***** STORED ROWS *****

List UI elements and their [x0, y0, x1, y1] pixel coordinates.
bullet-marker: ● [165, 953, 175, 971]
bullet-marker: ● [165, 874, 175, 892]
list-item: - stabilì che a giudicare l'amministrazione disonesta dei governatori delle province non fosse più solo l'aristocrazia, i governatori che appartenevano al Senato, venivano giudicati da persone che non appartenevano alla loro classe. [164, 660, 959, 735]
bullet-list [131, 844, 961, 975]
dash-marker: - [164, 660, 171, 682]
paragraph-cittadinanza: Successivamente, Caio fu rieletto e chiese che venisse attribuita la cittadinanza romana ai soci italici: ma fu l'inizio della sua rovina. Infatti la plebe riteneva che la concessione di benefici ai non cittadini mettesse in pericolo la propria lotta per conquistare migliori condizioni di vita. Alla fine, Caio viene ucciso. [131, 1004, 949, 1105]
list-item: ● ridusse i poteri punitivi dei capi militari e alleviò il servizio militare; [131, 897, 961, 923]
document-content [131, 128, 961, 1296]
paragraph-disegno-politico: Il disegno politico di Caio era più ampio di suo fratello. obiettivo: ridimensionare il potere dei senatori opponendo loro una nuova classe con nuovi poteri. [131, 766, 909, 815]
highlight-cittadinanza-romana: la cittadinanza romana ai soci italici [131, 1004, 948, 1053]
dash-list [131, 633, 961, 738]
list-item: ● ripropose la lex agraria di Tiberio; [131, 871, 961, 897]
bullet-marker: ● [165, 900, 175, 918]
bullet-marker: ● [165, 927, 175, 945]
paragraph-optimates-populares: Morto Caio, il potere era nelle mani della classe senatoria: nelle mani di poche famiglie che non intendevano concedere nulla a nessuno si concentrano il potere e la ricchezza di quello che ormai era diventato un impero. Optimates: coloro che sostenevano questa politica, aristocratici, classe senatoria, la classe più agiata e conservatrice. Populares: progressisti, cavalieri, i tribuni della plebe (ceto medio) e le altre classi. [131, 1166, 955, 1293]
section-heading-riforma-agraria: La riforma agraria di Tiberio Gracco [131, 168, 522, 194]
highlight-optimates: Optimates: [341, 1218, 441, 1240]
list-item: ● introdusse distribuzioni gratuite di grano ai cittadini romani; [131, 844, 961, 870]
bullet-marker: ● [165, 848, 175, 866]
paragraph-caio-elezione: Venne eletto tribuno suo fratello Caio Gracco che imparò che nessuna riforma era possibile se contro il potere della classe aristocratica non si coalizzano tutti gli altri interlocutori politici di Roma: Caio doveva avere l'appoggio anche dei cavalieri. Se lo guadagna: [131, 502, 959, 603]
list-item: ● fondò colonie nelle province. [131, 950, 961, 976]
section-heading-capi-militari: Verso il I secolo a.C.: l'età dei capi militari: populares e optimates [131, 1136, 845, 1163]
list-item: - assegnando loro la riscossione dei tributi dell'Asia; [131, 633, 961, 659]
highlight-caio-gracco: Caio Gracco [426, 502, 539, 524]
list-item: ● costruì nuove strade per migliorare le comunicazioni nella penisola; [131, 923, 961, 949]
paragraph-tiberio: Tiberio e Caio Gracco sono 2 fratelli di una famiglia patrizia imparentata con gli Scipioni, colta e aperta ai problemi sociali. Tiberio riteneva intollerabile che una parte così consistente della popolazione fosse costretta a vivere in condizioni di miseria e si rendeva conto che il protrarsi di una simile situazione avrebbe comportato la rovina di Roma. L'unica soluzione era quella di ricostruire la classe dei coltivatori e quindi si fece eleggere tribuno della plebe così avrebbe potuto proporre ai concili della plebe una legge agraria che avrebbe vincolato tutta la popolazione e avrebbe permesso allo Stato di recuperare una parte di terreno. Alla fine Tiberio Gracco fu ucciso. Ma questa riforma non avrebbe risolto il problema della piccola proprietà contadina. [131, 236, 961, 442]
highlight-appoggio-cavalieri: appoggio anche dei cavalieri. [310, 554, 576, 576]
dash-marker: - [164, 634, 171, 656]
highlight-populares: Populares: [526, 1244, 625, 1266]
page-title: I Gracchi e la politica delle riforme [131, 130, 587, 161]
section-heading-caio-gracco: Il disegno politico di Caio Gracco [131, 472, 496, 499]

*****

# EXERCISE BRIEF
Revise the records above so that every "list-item" reads "list-entry", with all other text left unchanged.

# TASK OUTPUT
List UI elements and their [x0, y0, x1, y1] pixel coordinates.
bullet-marker: ● [165, 953, 175, 971]
bullet-marker: ● [165, 874, 175, 892]
list-entry: - stabilì che a giudicare l'amministrazione disonesta dei governatori delle province non fosse più solo l'aristocrazia, i governatori che appartenevano al Senato, venivano giudicati da persone che non appartenevano alla loro classe. [164, 660, 959, 735]
bullet-list [131, 844, 961, 975]
dash-marker: - [164, 660, 171, 682]
paragraph-cittadinanza: Successivamente, Caio fu rieletto e chiese che venisse attribuita la cittadinanza romana ai soci italici: ma fu l'inizio della sua rovina. Infatti la plebe riteneva che la concessione di benefici ai non cittadini mettesse in pericolo la propria lotta per conquistare migliori condizioni di vita. Alla fine, Caio viene ucciso. [131, 1004, 949, 1105]
list-entry: ● ridusse i poteri punitivi dei capi militari e alleviò il servizio militare; [131, 897, 961, 923]
document-content [131, 128, 961, 1296]
paragraph-disegno-politico: Il disegno politico di Caio era più ampio di suo fratello. obiettivo: ridimensionare il potere dei senatori opponendo loro una nuova classe con nuovi poteri. [131, 766, 909, 815]
highlight-cittadinanza-romana: la cittadinanza romana ai soci italici [131, 1004, 948, 1053]
dash-list [131, 633, 961, 738]
list-entry: ● ripropose la lex agraria di Tiberio; [131, 871, 961, 897]
bullet-marker: ● [165, 900, 175, 918]
bullet-marker: ● [165, 927, 175, 945]
paragraph-optimates-populares: Morto Caio, il potere era nelle mani della classe senatoria: nelle mani di poche famiglie che non intendevano concedere nulla a nessuno si concentrano il potere e la ricchezza di quello che ormai era diventato un impero. Optimates: coloro che sostenevano questa politica, aristocratici, classe senatoria, la classe più agiata e conservatrice. Populares: progressisti, cavalieri, i tribuni della plebe (ceto medio) e le altre classi. [131, 1166, 955, 1293]
section-heading-riforma-agraria: La riforma agraria di Tiberio Gracco [131, 168, 522, 194]
highlight-optimates: Optimates: [341, 1218, 441, 1240]
list-entry: ● introdusse distribuzioni gratuite di grano ai cittadini romani; [131, 844, 961, 870]
bullet-marker: ● [165, 848, 175, 866]
paragraph-caio-elezione: Venne eletto tribuno suo fratello Caio Gracco che imparò che nessuna riforma era possibile se contro il potere della classe aristocratica non si coalizzano tutti gli altri interlocutori politici di Roma: Caio doveva avere l'appoggio anche dei cavalieri. Se lo guadagna: [131, 502, 959, 603]
list-entry: ● fondò colonie nelle province. [131, 950, 961, 976]
section-heading-capi-militari: Verso il I secolo a.C.: l'età dei capi militari: populares e optimates [131, 1136, 845, 1163]
list-entry: - assegnando loro la riscossione dei tributi dell'Asia; [131, 633, 961, 659]
highlight-caio-gracco: Caio Gracco [426, 502, 539, 524]
list-entry: ● costruì nuove strade per migliorare le comunicazioni nella penisola; [131, 923, 961, 949]
paragraph-tiberio: Tiberio e Caio Gracco sono 2 fratelli di una famiglia patrizia imparentata con gli Scipioni, colta e aperta ai problemi sociali. Tiberio riteneva intollerabile che una parte così consistente della popolazione fosse costretta a vivere in condizioni di miseria e si rendeva conto che il protrarsi di una simile situazione avrebbe comportato la rovina di Roma. L'unica soluzione era quella di ricostruire la classe dei coltivatori e quindi si fece eleggere tribuno della plebe così avrebbe potuto proporre ai concili della plebe una legge agraria che avrebbe vincolato tutta la popolazione e avrebbe permesso allo Stato di recuperare una parte di terreno. Alla fine Tiberio Gracco fu ucciso. Ma questa riforma non avrebbe risolto il problema della piccola proprietà contadina. [131, 236, 961, 442]
highlight-appoggio-cavalieri: appoggio anche dei cavalieri. [310, 554, 576, 576]
dash-marker: - [164, 634, 171, 656]
highlight-populares: Populares: [526, 1244, 625, 1266]
page-title: I Gracchi e la politica delle riforme [131, 130, 587, 161]
section-heading-caio-gracco: Il disegno politico di Caio Gracco [131, 472, 496, 499]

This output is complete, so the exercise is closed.